Goal: Every entry below should be repeated exactly; the pictures should not.

Material provided:
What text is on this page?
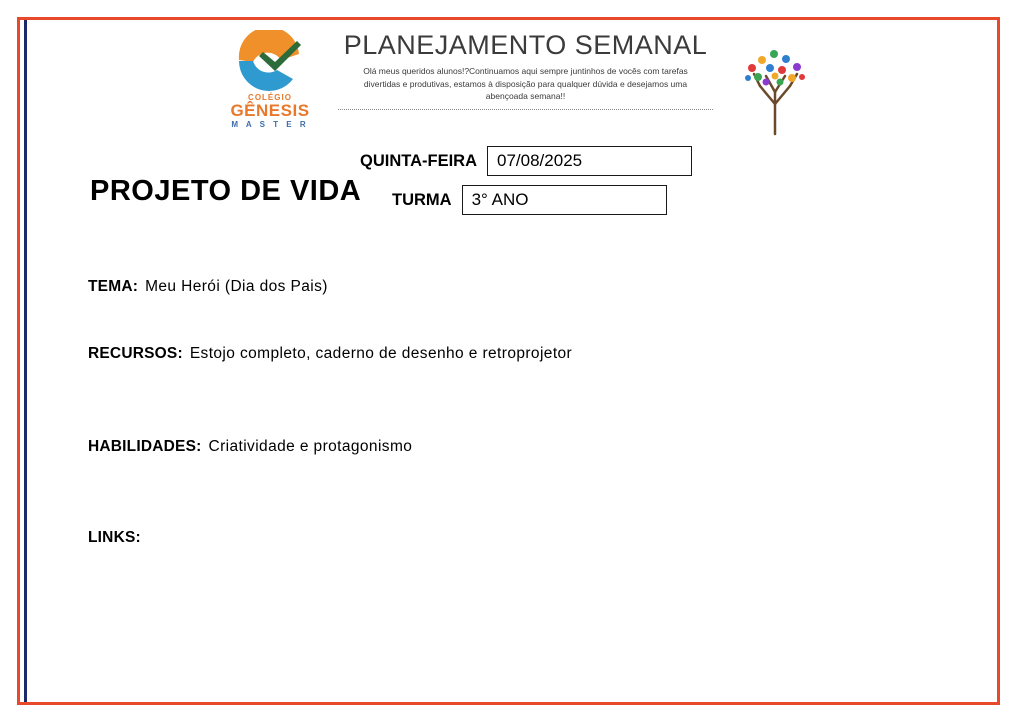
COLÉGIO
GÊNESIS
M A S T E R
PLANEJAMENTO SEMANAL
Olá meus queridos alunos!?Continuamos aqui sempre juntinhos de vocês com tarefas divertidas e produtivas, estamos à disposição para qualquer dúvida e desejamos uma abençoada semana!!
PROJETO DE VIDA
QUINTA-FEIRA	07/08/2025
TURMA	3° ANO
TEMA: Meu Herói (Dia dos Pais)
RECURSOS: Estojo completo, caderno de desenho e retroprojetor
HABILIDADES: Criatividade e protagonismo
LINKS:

Solved exercise:
What text is on this page?
COLÉGIO
GÊNESIS
M A S T E R
PLANEJAMENTO SEMANAL
Olá meus queridos alunos!?Continuamos aqui sempre juntinhos de vocês com tarefas divertidas e produtivas, estamos à disposição para qualquer dúvida e desejamos uma abençoada semana!!
PROJETO DE VIDA
QUINTA-FEIRA	07/08/2025
TURMA	3° ANO
TEMA: Meu Herói (Dia dos Pais)
RECURSOS: Estojo completo, caderno de desenho e retroprojetor
HABILIDADES: Criatividade e protagonismo
LINKS:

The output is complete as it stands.